• [Given problem]:
Quote the listing below in its entirety, omitting every image.

• [Data excerpts]:
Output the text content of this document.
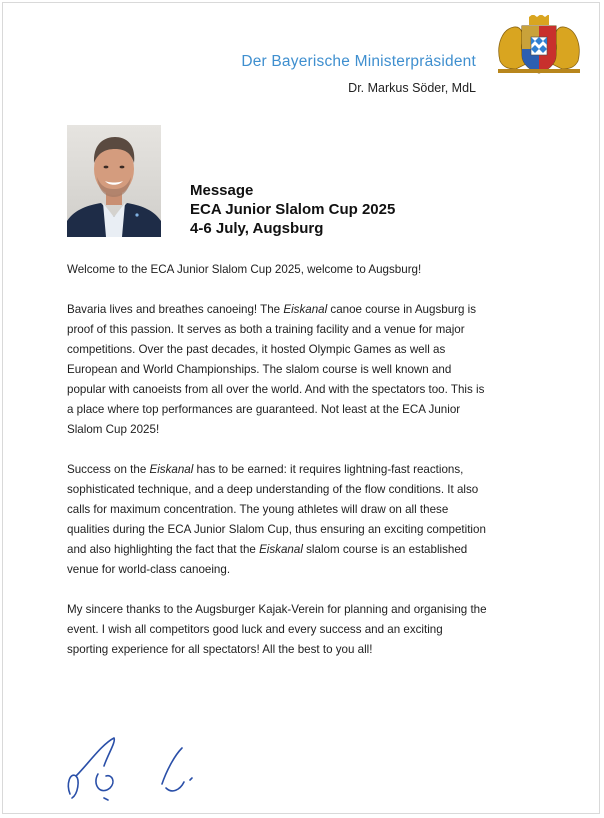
Der Bayerische Ministerpräsident
Dr. Markus Söder, MdL
Message
ECA Junior Slalom Cup 2025
4-6 July, Augsburg

Welcome to the ECA Junior Slalom Cup 2025, welcome to Augsburg!

Bavaria lives and breathes canoeing! The Eiskanal canoe course in Augsburg is proof of this passion. It serves as both a training facility and a venue for major competitions. Over the past decades, it hosted Olympic Games as well as European and World Championships. The slalom course is well known and popular with canoeists from all over the world. And with the spectators too. This is a place where top performances are guaranteed. Not least at the ECA Junior Slalom Cup 2025!

Success on the Eiskanal has to be earned: it requires lightning-fast reactions, sophisticated technique, and a deep understanding of the flow conditions. It also calls for maximum concentration. The young athletes will draw on all these qualities during the ECA Junior Slalom Cup, thus ensuring an exciting competition and also highlighting the fact that the Eiskanal slalom course is an established venue for world-class canoeing.

My sincere thanks to the Augsburger Kajak-Verein for planning and organising the event. I wish all competitors good luck and every success and an exciting sporting experience for all spectators! All the best to you all!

• [Answer to the exercise]:
Output the text content of this document.
Der Bayerische Ministerpräsident
Dr. Markus Söder, MdL
Message
ECA Junior Slalom Cup 2025
4-6 July, Augsburg

Welcome to the ECA Junior Slalom Cup 2025, welcome to Augsburg!

Bavaria lives and breathes canoeing! The Eiskanal canoe course in Augsburg is proof of this passion. It serves as both a training facility and a venue for major competitions. Over the past decades, it hosted Olympic Games as well as European and World Championships. The slalom course is well known and popular with canoeists from all over the world. And with the spectators too. This is a place where top performances are guaranteed. Not least at the ECA Junior Slalom Cup 2025!

Success on the Eiskanal has to be earned: it requires lightning-fast reactions, sophisticated technique, and a deep understanding of the flow conditions. It also calls for maximum concentration. The young athletes will draw on all these qualities during the ECA Junior Slalom Cup, thus ensuring an exciting competition and also highlighting the fact that the Eiskanal slalom course is an established venue for world-class canoeing.

My sincere thanks to the Augsburger Kajak-Verein for planning and organising the event. I wish all competitors good luck and every success and an exciting sporting experience for all spectators! All the best to you all!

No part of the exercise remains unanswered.